To do
Would you give the listing back word for word once its pictures are removed?

Information

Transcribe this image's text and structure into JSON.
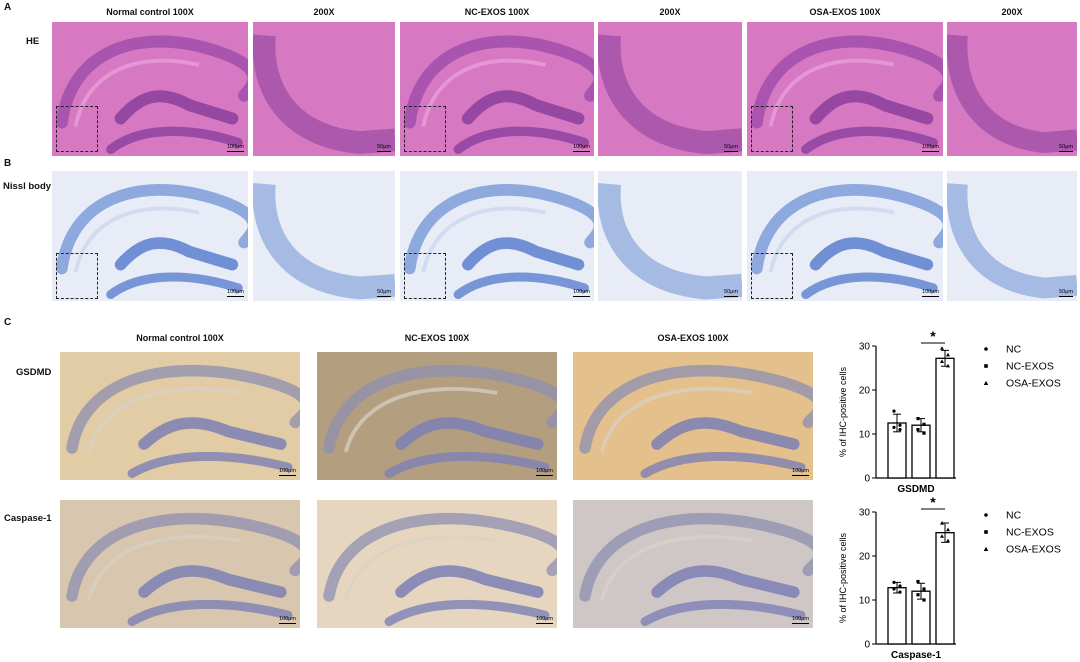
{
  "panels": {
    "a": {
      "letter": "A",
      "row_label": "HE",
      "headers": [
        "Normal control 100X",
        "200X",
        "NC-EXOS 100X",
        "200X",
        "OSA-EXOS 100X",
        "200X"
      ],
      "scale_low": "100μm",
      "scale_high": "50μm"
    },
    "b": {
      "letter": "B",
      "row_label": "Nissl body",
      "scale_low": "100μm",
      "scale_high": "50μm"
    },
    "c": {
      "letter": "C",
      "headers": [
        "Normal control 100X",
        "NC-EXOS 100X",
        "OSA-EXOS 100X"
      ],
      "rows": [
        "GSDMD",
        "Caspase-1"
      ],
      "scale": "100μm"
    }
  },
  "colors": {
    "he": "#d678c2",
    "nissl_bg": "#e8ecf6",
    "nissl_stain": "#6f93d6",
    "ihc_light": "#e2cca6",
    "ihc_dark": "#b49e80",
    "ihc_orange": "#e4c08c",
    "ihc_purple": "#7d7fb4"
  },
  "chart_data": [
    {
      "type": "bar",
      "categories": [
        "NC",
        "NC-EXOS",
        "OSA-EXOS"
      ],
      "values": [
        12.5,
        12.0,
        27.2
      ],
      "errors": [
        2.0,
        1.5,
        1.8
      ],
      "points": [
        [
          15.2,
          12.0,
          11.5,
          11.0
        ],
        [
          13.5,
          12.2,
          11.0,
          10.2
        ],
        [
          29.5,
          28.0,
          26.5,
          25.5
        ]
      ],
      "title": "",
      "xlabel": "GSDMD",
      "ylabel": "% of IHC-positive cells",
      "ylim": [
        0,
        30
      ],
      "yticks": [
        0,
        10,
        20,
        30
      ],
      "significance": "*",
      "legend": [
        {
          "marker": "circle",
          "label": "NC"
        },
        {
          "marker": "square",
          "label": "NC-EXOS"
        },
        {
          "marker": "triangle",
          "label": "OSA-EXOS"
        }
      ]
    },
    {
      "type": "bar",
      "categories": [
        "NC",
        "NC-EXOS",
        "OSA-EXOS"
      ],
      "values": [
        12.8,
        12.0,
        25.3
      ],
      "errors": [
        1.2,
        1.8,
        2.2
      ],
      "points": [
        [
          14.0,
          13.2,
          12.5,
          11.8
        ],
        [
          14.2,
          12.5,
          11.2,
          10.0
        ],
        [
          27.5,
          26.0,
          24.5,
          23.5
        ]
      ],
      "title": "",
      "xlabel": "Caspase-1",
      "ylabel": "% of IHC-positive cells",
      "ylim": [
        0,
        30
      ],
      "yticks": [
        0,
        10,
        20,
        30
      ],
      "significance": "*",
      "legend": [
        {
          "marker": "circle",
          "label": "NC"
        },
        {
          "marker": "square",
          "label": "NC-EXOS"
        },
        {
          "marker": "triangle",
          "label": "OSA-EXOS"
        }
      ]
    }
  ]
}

Finished task
Transcribe this image's text and structure into JSON.
{
  "panels": {
    "a": {
      "letter": "A",
      "row_label": "HE",
      "headers": [
        "Normal control 100X",
        "200X",
        "NC-EXOS 100X",
        "200X",
        "OSA-EXOS 100X",
        "200X"
      ],
      "scale_low": "100μm",
      "scale_high": "50μm"
    },
    "b": {
      "letter": "B",
      "row_label": "Nissl body",
      "scale_low": "100μm",
      "scale_high": "50μm"
    },
    "c": {
      "letter": "C",
      "headers": [
        "Normal control 100X",
        "NC-EXOS 100X",
        "OSA-EXOS 100X"
      ],
      "rows": [
        "GSDMD",
        "Caspase-1"
      ],
      "scale": "100μm"
    }
  },
  "colors": {
    "he": "#d678c2",
    "nissl_bg": "#e8ecf6",
    "nissl_stain": "#6f93d6",
    "ihc_light": "#e2cca6",
    "ihc_dark": "#b49e80",
    "ihc_orange": "#e4c08c",
    "ihc_purple": "#7d7fb4"
  },
  "chart_data": [
    {
      "type": "bar",
      "categories": [
        "NC",
        "NC-EXOS",
        "OSA-EXOS"
      ],
      "values": [
        12.5,
        12.0,
        27.2
      ],
      "errors": [
        2.0,
        1.5,
        1.8
      ],
      "points": [
        [
          15.2,
          12.0,
          11.5,
          11.0
        ],
        [
          13.5,
          12.2,
          11.0,
          10.2
        ],
        [
          29.5,
          28.0,
          26.5,
          25.5
        ]
      ],
      "title": "",
      "xlabel": "GSDMD",
      "ylabel": "% of IHC-positive cells",
      "ylim": [
        0,
        30
      ],
      "yticks": [
        0,
        10,
        20,
        30
      ],
      "significance": "*",
      "legend": [
        {
          "marker": "circle",
          "label": "NC"
        },
        {
          "marker": "square",
          "label": "NC-EXOS"
        },
        {
          "marker": "triangle",
          "label": "OSA-EXOS"
        }
      ]
    },
    {
      "type": "bar",
      "categories": [
        "NC",
        "NC-EXOS",
        "OSA-EXOS"
      ],
      "values": [
        12.8,
        12.0,
        25.3
      ],
      "errors": [
        1.2,
        1.8,
        2.2
      ],
      "points": [
        [
          14.0,
          13.2,
          12.5,
          11.8
        ],
        [
          14.2,
          12.5,
          11.2,
          10.0
        ],
        [
          27.5,
          26.0,
          24.5,
          23.5
        ]
      ],
      "title": "",
      "xlabel": "Caspase-1",
      "ylabel": "% of IHC-positive cells",
      "ylim": [
        0,
        30
      ],
      "yticks": [
        0,
        10,
        20,
        30
      ],
      "significance": "*",
      "legend": [
        {
          "marker": "circle",
          "label": "NC"
        },
        {
          "marker": "square",
          "label": "NC-EXOS"
        },
        {
          "marker": "triangle",
          "label": "OSA-EXOS"
        }
      ]
    }
  ]
}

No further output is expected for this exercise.